> [WRITTEN EXERCISE] Select from the records below every line that has the word "registreringsland" in it.

> [Figure contents as structured data]
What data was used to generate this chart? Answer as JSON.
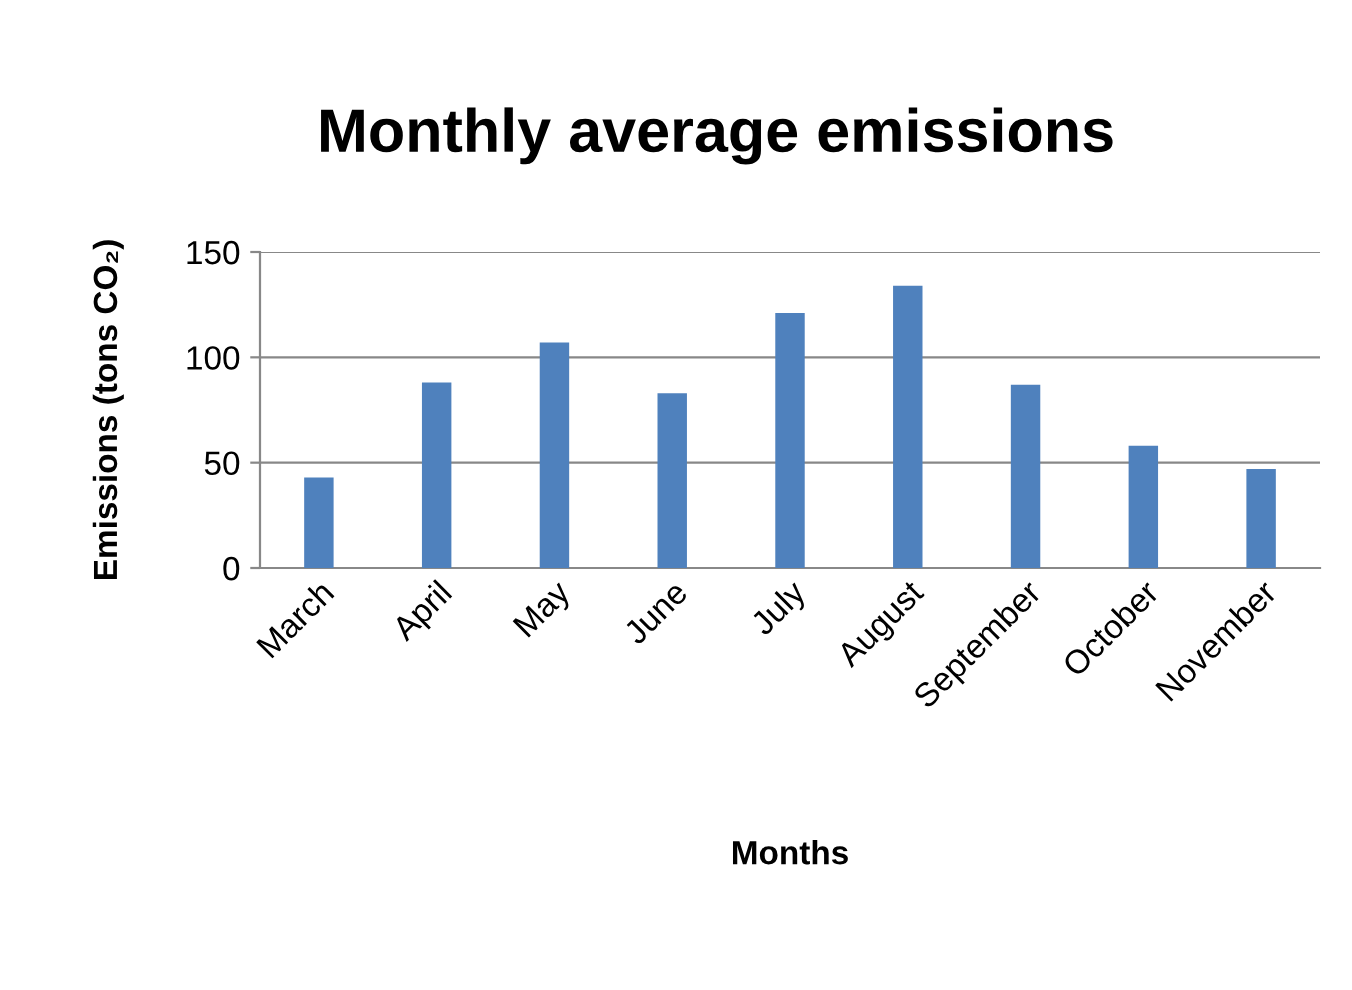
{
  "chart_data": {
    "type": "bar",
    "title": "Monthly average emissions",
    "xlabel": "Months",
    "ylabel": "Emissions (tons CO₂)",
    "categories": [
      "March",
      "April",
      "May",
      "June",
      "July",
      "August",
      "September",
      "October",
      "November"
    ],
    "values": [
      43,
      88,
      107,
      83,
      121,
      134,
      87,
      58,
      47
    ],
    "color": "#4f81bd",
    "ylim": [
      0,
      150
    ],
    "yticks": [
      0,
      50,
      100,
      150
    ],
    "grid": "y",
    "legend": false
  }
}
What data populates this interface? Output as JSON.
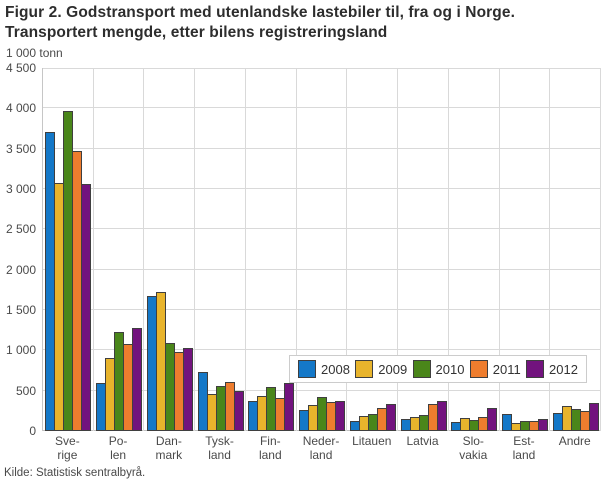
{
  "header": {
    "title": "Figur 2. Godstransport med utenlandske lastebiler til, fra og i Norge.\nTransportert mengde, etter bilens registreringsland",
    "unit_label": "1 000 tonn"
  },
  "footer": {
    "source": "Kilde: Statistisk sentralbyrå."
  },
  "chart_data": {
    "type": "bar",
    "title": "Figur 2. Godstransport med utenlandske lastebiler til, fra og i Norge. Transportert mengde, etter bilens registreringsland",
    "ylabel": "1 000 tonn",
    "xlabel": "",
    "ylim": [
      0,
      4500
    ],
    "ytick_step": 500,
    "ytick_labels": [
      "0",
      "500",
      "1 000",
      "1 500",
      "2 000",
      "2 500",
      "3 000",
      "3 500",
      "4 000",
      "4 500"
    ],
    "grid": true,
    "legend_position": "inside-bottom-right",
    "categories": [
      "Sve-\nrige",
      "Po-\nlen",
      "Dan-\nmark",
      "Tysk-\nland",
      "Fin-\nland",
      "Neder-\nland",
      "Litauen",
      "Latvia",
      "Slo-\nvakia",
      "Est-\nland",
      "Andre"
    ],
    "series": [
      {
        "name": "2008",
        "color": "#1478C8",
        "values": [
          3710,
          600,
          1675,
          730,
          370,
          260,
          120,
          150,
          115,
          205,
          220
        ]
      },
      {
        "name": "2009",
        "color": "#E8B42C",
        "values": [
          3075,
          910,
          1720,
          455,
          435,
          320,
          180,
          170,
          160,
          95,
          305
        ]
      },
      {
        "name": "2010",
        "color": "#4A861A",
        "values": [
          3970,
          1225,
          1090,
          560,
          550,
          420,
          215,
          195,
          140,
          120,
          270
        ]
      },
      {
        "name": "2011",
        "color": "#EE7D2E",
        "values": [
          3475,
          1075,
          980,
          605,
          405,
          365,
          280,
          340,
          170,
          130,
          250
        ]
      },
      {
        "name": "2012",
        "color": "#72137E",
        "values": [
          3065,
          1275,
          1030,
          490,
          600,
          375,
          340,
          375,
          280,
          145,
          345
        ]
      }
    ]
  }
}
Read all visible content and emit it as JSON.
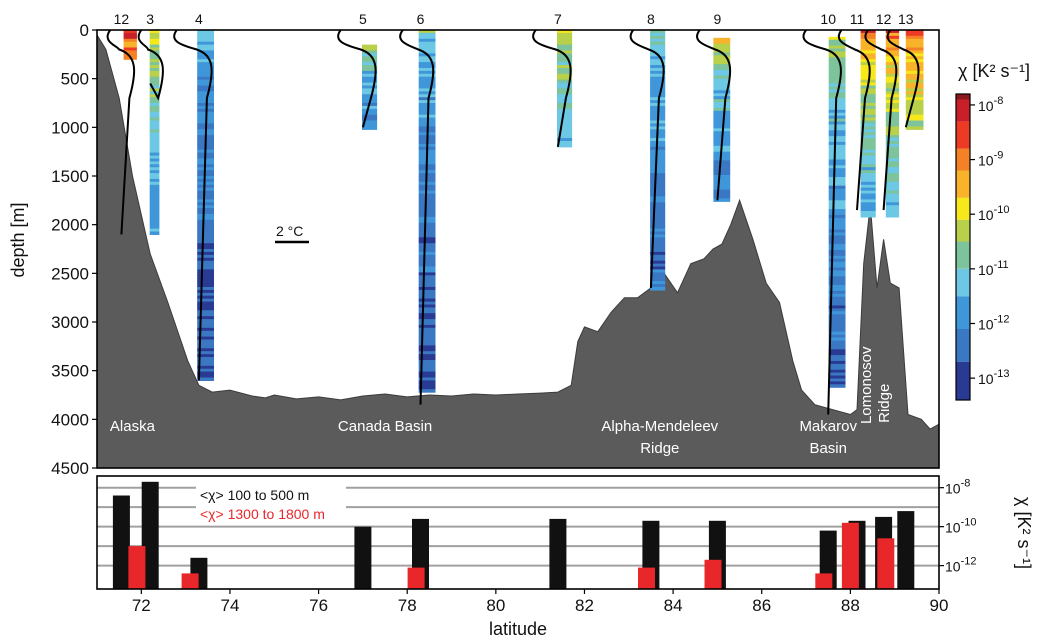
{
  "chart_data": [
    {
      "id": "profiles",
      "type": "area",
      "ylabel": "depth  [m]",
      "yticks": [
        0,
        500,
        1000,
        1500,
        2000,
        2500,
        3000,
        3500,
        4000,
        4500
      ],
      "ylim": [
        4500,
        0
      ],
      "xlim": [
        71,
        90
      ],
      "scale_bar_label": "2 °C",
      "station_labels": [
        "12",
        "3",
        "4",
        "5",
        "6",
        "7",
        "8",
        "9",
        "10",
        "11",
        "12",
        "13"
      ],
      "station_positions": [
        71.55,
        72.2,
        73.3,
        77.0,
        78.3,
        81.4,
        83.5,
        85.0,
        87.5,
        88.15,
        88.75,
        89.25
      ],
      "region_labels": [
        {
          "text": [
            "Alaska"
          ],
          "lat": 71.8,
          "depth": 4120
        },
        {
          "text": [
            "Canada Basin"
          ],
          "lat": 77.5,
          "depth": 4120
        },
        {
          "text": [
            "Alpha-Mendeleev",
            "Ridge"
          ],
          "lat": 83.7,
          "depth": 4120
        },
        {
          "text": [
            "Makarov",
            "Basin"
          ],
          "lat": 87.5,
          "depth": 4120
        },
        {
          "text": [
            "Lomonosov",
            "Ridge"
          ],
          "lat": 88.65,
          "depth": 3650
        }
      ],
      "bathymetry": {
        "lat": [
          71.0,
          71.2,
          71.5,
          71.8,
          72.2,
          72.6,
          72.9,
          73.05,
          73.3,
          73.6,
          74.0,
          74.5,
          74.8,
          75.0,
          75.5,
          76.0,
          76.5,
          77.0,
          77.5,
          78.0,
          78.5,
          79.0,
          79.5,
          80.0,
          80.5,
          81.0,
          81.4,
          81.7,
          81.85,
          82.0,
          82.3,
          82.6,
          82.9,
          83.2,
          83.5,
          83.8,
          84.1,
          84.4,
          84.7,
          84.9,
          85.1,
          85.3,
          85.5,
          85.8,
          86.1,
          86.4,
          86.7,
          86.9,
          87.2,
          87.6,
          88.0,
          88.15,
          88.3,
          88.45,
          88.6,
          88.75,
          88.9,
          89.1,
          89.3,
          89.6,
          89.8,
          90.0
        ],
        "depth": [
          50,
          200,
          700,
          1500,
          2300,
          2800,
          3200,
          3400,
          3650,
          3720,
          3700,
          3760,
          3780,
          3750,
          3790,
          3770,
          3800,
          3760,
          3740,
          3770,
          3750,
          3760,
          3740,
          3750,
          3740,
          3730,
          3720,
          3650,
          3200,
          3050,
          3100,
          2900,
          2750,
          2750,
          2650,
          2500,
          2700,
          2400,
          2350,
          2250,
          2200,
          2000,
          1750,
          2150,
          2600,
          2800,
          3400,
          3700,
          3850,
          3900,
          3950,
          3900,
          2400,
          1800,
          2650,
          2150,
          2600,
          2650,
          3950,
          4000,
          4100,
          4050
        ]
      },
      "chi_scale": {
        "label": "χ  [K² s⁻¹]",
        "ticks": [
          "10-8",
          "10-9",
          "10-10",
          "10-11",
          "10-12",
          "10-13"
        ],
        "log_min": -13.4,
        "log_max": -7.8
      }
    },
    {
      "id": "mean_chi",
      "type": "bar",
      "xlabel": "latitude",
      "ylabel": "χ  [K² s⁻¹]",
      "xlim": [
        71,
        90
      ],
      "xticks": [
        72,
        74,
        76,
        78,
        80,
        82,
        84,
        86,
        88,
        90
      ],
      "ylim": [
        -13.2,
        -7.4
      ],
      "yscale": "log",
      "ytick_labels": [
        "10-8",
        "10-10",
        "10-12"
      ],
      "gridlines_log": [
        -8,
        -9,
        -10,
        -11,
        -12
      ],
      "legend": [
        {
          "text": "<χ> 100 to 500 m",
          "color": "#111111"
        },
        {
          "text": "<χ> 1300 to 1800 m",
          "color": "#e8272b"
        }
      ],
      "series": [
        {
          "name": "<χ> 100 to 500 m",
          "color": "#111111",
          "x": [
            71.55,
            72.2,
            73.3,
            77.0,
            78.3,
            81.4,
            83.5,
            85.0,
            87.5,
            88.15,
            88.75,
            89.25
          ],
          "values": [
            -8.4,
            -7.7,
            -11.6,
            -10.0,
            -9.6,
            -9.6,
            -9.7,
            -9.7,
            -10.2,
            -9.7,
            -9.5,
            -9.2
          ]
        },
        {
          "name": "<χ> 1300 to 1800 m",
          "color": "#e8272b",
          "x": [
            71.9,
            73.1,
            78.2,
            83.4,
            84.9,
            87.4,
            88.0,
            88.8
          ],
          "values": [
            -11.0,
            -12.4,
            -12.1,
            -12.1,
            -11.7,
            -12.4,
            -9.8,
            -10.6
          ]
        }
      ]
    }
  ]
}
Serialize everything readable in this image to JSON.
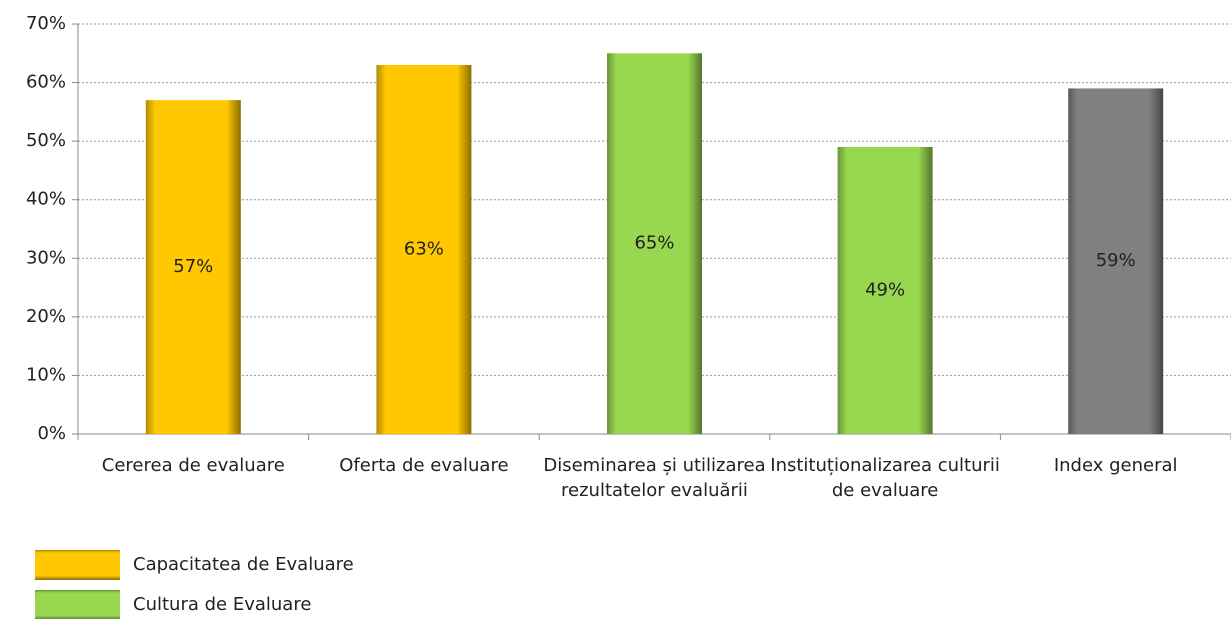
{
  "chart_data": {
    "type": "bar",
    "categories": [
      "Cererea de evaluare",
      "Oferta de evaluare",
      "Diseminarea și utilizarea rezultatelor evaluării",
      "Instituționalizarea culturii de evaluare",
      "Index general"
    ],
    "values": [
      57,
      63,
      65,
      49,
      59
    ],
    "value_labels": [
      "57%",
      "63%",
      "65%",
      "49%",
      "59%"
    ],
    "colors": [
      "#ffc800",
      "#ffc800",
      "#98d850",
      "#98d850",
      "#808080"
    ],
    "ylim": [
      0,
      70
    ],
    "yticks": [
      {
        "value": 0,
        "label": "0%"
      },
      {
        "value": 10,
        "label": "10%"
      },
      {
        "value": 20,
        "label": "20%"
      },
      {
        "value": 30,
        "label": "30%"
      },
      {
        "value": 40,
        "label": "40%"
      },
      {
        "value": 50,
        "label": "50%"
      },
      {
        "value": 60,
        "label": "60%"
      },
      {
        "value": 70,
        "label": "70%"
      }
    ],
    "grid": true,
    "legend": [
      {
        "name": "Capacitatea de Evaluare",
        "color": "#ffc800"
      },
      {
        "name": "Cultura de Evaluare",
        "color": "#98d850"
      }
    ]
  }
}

> [SOLUTION]
    "title": "Figur 2. Godstransport med utenlandske lastebiler til, fra og i Norge.\nTransportert mengde, etter bilens registreringsland",
    "title": "Figur 2. Godstransport med utenlandske lastebiler til, fra og i Norge. Transportert mengde, etter bilens registreringsland",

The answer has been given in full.